Instruction:
Pick every line from the data that holds the word "JSON".

Stored rows:
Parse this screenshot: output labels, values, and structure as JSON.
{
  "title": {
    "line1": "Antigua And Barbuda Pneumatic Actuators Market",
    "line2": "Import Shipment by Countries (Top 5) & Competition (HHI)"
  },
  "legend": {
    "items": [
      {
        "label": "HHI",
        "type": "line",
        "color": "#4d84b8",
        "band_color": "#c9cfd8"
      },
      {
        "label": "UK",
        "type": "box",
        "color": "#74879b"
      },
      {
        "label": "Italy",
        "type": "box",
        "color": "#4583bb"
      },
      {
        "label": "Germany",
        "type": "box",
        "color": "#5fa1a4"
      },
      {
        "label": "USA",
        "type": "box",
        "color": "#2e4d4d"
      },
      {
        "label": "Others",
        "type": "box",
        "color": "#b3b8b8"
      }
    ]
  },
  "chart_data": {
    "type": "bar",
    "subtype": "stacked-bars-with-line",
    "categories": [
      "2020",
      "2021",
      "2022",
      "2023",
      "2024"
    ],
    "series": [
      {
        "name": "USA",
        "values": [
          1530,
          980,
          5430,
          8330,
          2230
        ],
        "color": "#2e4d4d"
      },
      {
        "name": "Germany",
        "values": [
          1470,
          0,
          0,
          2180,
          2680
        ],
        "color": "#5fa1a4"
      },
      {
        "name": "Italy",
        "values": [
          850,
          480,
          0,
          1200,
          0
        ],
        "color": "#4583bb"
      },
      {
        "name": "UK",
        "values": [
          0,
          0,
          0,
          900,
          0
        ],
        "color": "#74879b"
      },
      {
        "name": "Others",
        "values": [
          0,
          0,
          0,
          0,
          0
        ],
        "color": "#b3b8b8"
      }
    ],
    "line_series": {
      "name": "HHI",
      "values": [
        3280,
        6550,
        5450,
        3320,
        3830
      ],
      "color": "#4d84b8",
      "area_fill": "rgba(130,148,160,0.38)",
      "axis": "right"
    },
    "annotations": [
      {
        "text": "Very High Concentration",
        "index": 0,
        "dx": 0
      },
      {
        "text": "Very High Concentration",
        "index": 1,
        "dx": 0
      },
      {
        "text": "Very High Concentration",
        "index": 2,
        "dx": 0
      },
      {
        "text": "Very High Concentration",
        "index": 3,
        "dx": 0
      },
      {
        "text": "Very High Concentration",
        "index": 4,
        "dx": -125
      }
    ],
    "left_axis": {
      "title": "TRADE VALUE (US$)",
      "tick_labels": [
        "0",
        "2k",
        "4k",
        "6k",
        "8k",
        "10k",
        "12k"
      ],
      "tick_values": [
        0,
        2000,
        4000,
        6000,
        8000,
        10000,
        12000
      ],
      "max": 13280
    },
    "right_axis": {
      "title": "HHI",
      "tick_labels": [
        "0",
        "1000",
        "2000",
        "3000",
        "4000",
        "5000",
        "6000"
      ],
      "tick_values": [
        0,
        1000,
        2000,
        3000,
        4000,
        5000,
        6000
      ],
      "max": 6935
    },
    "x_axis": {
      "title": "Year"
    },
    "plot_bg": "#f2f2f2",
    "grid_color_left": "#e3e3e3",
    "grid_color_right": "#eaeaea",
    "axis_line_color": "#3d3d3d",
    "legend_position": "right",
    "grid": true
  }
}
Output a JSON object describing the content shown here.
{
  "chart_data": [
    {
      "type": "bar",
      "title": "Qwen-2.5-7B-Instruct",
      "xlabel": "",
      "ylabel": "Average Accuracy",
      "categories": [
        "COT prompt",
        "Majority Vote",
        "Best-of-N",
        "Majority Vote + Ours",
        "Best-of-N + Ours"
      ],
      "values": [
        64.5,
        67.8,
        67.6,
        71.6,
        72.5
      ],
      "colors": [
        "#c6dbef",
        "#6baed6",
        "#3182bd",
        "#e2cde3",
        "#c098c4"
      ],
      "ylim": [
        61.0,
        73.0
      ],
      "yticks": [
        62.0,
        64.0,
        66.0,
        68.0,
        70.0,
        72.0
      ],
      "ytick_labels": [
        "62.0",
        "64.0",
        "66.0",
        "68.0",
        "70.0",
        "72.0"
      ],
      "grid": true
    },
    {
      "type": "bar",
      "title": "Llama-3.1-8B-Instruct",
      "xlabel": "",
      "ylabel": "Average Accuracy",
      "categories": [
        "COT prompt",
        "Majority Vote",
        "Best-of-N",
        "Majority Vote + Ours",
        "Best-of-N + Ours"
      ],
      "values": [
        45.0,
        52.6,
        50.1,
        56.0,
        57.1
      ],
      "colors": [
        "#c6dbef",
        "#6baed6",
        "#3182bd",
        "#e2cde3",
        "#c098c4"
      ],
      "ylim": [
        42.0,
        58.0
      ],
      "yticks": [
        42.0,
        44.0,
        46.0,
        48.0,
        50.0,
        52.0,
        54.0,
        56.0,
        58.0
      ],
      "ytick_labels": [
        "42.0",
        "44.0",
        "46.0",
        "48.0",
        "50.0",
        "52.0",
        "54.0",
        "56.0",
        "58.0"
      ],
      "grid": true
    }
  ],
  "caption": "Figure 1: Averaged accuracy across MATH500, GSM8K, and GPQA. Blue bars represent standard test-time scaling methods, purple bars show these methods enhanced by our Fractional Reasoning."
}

Reply:
Parse this screenshot: output labels, values, and structure as JSON.
Output a JSON object describing the content shown here.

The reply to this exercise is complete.